• RECORDS FOR THE TASK:
***
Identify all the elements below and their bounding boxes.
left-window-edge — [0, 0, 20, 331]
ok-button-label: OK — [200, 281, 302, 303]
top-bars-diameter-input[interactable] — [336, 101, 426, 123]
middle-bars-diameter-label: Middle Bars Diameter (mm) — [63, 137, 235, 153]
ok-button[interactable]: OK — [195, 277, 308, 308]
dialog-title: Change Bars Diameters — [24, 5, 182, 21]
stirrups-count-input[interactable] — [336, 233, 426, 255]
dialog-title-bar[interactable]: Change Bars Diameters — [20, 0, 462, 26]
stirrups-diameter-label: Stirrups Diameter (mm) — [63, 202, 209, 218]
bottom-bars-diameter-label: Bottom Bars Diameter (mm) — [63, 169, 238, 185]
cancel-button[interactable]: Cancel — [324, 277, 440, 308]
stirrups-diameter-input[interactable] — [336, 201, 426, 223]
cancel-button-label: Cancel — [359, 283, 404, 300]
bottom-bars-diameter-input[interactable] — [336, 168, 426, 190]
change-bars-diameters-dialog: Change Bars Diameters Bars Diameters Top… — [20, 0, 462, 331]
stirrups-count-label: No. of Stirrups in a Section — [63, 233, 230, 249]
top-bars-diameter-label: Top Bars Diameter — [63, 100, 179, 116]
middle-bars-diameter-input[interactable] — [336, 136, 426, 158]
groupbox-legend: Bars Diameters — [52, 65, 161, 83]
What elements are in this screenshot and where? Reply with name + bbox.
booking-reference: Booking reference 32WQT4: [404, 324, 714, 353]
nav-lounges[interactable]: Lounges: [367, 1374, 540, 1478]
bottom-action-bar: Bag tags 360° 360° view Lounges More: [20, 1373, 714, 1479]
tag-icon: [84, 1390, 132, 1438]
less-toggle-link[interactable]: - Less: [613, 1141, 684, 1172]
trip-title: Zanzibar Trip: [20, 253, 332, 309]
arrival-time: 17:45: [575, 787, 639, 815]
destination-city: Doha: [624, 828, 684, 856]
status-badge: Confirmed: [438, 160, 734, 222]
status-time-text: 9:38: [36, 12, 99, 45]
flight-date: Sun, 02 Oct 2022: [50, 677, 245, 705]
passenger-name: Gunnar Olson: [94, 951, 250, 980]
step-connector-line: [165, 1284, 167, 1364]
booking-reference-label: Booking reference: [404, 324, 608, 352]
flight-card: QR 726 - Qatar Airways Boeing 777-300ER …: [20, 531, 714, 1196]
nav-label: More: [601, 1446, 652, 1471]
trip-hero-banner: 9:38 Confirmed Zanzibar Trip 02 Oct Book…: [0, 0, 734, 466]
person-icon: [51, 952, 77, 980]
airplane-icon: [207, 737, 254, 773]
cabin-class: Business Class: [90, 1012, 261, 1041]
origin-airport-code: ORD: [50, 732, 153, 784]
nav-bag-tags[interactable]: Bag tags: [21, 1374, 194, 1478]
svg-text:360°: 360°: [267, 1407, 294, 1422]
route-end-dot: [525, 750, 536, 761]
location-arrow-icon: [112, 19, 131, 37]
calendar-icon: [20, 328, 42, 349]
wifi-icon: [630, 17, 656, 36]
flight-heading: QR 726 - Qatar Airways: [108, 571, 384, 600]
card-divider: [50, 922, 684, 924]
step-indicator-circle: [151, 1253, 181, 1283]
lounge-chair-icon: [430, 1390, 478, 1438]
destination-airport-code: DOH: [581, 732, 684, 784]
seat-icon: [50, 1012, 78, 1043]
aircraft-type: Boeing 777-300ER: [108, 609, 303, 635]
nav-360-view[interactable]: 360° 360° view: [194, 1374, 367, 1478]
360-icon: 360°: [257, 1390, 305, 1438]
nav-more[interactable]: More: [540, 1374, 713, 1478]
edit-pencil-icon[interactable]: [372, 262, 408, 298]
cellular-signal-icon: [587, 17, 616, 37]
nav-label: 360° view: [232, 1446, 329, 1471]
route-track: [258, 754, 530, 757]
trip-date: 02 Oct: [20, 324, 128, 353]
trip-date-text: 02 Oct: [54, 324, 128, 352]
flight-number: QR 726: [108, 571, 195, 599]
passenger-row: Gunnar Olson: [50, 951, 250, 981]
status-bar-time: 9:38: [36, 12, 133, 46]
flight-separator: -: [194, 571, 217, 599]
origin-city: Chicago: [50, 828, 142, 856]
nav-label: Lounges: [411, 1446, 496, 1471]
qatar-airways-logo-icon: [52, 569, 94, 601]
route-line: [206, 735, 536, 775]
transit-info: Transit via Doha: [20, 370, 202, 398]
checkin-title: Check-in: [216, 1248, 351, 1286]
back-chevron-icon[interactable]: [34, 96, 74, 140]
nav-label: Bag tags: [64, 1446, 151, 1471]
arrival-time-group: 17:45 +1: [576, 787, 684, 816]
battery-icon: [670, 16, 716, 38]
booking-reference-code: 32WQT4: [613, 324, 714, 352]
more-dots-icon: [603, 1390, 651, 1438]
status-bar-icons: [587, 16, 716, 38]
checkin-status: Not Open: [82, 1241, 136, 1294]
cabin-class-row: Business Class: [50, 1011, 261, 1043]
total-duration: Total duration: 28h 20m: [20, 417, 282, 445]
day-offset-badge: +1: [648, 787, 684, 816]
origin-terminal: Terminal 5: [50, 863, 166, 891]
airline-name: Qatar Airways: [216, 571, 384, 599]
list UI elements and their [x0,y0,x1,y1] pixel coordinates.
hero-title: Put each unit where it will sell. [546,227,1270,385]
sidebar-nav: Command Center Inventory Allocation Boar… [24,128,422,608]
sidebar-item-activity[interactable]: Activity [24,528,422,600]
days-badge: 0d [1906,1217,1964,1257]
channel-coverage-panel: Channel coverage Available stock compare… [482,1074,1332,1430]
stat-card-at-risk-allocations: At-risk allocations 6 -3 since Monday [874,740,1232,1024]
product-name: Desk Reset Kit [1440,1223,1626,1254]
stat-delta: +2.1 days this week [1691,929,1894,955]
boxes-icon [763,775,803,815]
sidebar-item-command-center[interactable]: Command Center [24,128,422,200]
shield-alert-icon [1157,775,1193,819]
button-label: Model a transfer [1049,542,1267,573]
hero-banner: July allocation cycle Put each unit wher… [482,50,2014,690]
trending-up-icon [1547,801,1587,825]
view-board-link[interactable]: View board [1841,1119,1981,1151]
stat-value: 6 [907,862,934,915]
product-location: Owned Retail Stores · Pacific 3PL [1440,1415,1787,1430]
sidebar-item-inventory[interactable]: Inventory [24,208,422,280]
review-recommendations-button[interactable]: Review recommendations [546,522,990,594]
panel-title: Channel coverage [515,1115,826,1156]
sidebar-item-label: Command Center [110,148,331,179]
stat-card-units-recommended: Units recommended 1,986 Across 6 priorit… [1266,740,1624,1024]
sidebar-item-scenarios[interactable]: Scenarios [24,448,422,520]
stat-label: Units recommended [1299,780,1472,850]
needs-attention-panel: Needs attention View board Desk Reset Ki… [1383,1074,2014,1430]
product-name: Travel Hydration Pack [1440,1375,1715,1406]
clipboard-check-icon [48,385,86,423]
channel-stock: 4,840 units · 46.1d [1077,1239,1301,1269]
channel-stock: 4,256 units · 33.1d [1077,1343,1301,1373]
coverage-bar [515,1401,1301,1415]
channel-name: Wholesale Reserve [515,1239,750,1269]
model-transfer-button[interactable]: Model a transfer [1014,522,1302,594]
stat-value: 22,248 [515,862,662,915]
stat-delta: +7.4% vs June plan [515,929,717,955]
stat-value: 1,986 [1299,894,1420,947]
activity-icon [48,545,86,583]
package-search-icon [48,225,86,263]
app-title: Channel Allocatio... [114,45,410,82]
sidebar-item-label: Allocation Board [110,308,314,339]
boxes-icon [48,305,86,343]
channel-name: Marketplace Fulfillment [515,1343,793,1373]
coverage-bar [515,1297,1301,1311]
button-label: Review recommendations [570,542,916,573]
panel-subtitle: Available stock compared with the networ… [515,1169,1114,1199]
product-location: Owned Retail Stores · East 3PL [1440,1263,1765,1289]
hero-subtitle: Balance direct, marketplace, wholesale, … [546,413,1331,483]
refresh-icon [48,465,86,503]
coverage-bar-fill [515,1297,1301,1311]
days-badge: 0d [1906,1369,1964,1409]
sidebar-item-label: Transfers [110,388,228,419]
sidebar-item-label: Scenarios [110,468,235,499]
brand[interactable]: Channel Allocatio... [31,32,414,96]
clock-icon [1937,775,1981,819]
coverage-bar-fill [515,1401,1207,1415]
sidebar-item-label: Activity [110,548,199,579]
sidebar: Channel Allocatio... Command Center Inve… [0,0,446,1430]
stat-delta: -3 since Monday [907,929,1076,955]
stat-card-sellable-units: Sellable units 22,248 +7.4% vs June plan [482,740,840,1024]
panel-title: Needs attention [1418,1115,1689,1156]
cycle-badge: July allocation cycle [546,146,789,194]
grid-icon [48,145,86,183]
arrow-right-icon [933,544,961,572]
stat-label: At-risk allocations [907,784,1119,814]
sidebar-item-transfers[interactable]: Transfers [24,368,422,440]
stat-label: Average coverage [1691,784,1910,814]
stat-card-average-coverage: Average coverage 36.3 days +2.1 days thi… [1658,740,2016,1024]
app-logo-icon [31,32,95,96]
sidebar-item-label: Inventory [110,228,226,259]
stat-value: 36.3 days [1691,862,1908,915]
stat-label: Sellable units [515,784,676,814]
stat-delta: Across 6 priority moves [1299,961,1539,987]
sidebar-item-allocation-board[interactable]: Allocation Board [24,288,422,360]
***
• WHAT THE TASK ASKS:
Substitute "box coordinates" for "bounding boxes" in the entries from the start through the line containing "dialog-title: Change Bars", inclusive, and give those lines again with nothing else changed.

• COMPLETE OUTPUT:
Identify all the elements below and their box coordinates.
left-window-edge — [0, 0, 20, 331]
ok-button-label: OK — [200, 281, 302, 303]
top-bars-diameter-input[interactable] — [336, 101, 426, 123]
middle-bars-diameter-label: Middle Bars Diameter (mm) — [63, 137, 235, 153]
ok-button[interactable]: OK — [195, 277, 308, 308]
dialog-title: Change Bars Diameters — [24, 5, 182, 21]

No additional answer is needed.